Instructions to follow:
Return every record exactly as written.

Working data:
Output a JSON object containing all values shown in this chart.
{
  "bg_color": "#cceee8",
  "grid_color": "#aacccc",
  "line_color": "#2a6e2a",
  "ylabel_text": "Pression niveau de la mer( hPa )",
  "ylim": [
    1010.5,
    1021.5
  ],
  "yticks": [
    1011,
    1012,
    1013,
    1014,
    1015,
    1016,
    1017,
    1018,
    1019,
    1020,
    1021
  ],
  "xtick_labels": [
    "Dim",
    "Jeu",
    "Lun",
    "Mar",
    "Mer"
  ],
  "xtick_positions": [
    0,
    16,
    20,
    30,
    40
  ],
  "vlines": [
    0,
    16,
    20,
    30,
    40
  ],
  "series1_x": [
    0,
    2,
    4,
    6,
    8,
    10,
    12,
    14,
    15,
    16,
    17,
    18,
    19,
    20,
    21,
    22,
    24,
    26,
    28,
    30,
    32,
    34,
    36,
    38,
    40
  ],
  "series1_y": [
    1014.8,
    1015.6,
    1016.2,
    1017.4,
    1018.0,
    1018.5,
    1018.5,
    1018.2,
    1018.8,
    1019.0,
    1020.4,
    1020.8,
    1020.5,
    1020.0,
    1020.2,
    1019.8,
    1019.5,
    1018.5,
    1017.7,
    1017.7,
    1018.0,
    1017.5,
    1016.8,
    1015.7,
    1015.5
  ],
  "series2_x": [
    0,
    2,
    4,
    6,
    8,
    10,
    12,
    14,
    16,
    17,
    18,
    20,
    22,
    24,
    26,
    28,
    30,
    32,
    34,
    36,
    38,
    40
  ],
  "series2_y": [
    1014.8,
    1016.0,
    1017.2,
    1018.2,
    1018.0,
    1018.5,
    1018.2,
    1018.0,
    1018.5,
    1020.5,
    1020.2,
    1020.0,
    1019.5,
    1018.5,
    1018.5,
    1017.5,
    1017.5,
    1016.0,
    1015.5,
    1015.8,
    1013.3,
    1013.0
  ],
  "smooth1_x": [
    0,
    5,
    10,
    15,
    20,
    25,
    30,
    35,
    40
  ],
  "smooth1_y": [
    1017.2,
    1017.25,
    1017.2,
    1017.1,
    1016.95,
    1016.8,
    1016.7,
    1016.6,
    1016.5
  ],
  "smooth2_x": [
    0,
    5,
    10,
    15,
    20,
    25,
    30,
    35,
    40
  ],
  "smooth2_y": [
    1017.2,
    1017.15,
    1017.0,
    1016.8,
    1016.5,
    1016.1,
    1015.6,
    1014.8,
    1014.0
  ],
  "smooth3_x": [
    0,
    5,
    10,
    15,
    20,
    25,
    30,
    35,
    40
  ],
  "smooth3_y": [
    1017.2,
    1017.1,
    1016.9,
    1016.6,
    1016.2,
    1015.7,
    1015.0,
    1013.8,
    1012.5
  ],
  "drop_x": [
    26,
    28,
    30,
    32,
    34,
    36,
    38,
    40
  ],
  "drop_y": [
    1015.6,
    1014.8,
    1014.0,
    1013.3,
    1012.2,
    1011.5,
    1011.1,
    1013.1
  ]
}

Reply to the task:
Output a JSON object containing all values shown in this chart.
{
  "bg_color": "#cceee8",
  "grid_color": "#aacccc",
  "line_color": "#2a6e2a",
  "ylabel_text": "Pression niveau de la mer( hPa )",
  "ylim": [
    1010.5,
    1021.5
  ],
  "yticks": [
    1011,
    1012,
    1013,
    1014,
    1015,
    1016,
    1017,
    1018,
    1019,
    1020,
    1021
  ],
  "xtick_labels": [
    "Dim",
    "Jeu",
    "Lun",
    "Mar",
    "Mer"
  ],
  "xtick_positions": [
    0,
    16,
    20,
    30,
    40
  ],
  "vlines": [
    0,
    16,
    20,
    30,
    40
  ],
  "series1_x": [
    0,
    2,
    4,
    6,
    8,
    10,
    12,
    14,
    15,
    16,
    17,
    18,
    19,
    20,
    21,
    22,
    24,
    26,
    28,
    30,
    32,
    34,
    36,
    38,
    40
  ],
  "series1_y": [
    1014.8,
    1015.6,
    1016.2,
    1017.4,
    1018.0,
    1018.5,
    1018.5,
    1018.2,
    1018.8,
    1019.0,
    1020.4,
    1020.8,
    1020.5,
    1020.0,
    1020.2,
    1019.8,
    1019.5,
    1018.5,
    1017.7,
    1017.7,
    1018.0,
    1017.5,
    1016.8,
    1015.7,
    1015.5
  ],
  "series2_x": [
    0,
    2,
    4,
    6,
    8,
    10,
    12,
    14,
    16,
    17,
    18,
    20,
    22,
    24,
    26,
    28,
    30,
    32,
    34,
    36,
    38,
    40
  ],
  "series2_y": [
    1014.8,
    1016.0,
    1017.2,
    1018.2,
    1018.0,
    1018.5,
    1018.2,
    1018.0,
    1018.5,
    1020.5,
    1020.2,
    1020.0,
    1019.5,
    1018.5,
    1018.5,
    1017.5,
    1017.5,
    1016.0,
    1015.5,
    1015.8,
    1013.3,
    1013.0
  ],
  "smooth1_x": [
    0,
    5,
    10,
    15,
    20,
    25,
    30,
    35,
    40
  ],
  "smooth1_y": [
    1017.2,
    1017.25,
    1017.2,
    1017.1,
    1016.95,
    1016.8,
    1016.7,
    1016.6,
    1016.5
  ],
  "smooth2_x": [
    0,
    5,
    10,
    15,
    20,
    25,
    30,
    35,
    40
  ],
  "smooth2_y": [
    1017.2,
    1017.15,
    1017.0,
    1016.8,
    1016.5,
    1016.1,
    1015.6,
    1014.8,
    1014.0
  ],
  "smooth3_x": [
    0,
    5,
    10,
    15,
    20,
    25,
    30,
    35,
    40
  ],
  "smooth3_y": [
    1017.2,
    1017.1,
    1016.9,
    1016.6,
    1016.2,
    1015.7,
    1015.0,
    1013.8,
    1012.5
  ],
  "drop_x": [
    26,
    28,
    30,
    32,
    34,
    36,
    38,
    40
  ],
  "drop_y": [
    1015.6,
    1014.8,
    1014.0,
    1013.3,
    1012.2,
    1011.5,
    1011.1,
    1013.1
  ]
}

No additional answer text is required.